- What needs to be done: Collect all lines from the listing that include the string "PESITM".

[Source records]
START

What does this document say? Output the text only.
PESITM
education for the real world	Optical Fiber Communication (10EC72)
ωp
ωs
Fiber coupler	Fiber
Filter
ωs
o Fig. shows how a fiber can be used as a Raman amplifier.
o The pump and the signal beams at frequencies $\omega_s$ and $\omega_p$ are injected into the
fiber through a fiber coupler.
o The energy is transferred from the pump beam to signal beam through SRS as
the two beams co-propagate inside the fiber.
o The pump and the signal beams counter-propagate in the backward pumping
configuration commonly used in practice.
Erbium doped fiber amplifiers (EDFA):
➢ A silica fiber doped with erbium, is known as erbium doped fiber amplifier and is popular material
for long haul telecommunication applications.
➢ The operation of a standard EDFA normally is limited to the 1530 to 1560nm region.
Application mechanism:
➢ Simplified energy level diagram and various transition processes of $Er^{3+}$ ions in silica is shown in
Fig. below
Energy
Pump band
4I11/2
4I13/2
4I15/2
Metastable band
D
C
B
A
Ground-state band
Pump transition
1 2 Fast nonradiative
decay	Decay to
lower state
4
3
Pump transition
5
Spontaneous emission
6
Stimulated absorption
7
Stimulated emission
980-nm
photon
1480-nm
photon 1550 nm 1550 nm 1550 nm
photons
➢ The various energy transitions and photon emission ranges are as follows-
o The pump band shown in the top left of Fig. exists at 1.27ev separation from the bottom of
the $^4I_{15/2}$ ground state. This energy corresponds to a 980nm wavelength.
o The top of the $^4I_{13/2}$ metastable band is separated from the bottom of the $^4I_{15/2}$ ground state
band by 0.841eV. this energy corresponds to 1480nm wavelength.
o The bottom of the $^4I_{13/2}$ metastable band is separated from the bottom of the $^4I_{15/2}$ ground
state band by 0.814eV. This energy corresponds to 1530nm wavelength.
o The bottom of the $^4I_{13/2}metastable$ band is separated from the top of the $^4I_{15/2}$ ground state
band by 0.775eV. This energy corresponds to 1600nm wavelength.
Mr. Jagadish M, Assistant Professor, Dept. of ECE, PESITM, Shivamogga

END
START

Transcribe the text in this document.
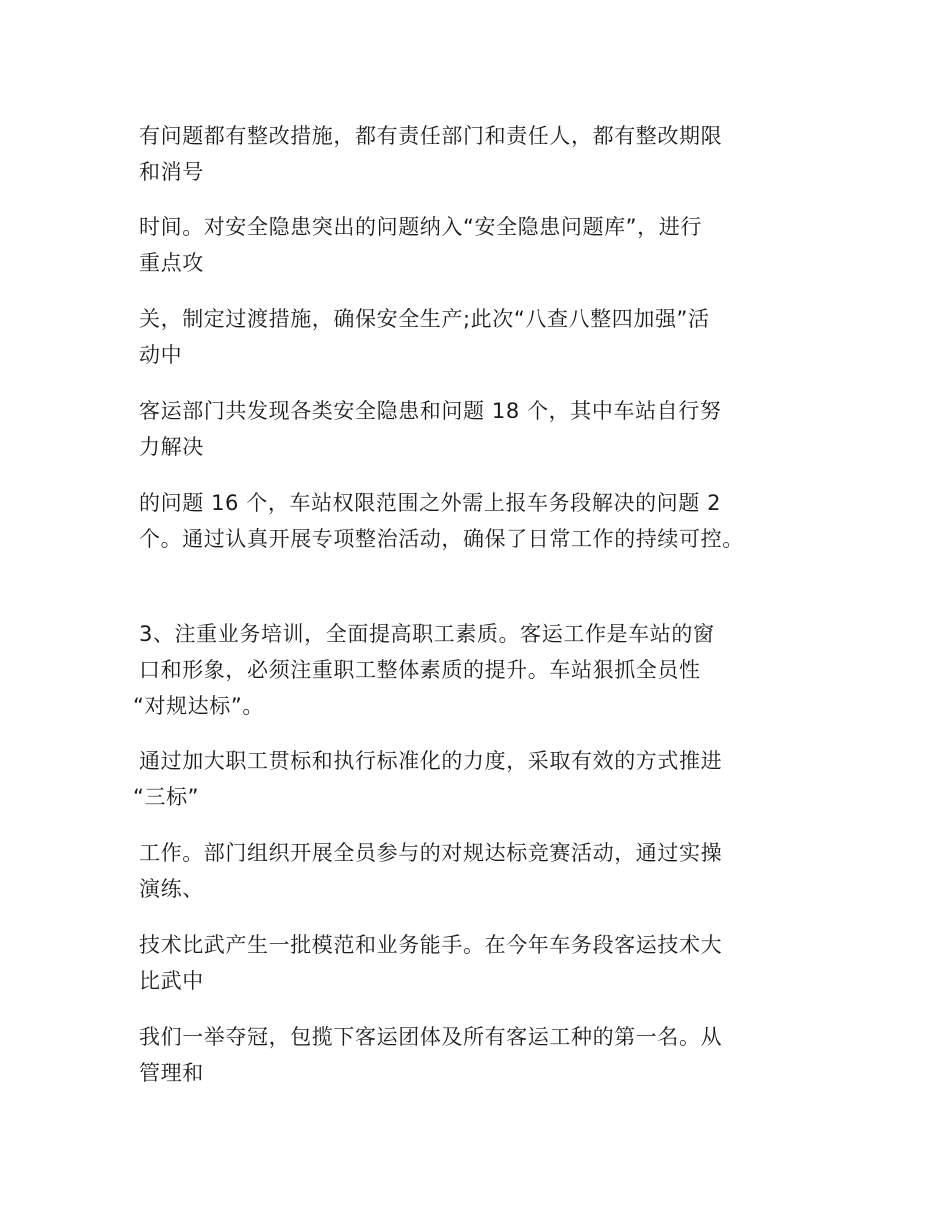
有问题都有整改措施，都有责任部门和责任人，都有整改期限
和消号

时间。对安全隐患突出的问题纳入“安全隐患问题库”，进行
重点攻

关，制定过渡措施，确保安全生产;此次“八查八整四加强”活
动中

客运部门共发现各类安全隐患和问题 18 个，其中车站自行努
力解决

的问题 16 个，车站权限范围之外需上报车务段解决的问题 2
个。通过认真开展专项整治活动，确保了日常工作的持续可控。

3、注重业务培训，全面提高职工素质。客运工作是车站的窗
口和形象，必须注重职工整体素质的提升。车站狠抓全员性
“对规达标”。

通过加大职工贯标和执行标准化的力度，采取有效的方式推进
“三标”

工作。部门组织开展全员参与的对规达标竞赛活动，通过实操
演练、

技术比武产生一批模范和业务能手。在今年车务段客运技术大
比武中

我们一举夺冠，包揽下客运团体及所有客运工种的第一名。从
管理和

END

- Correct answer:
PESITM
Mr. Jagadish M, Assistant Professor, Dept. of ECE, PESITM, Shivamogga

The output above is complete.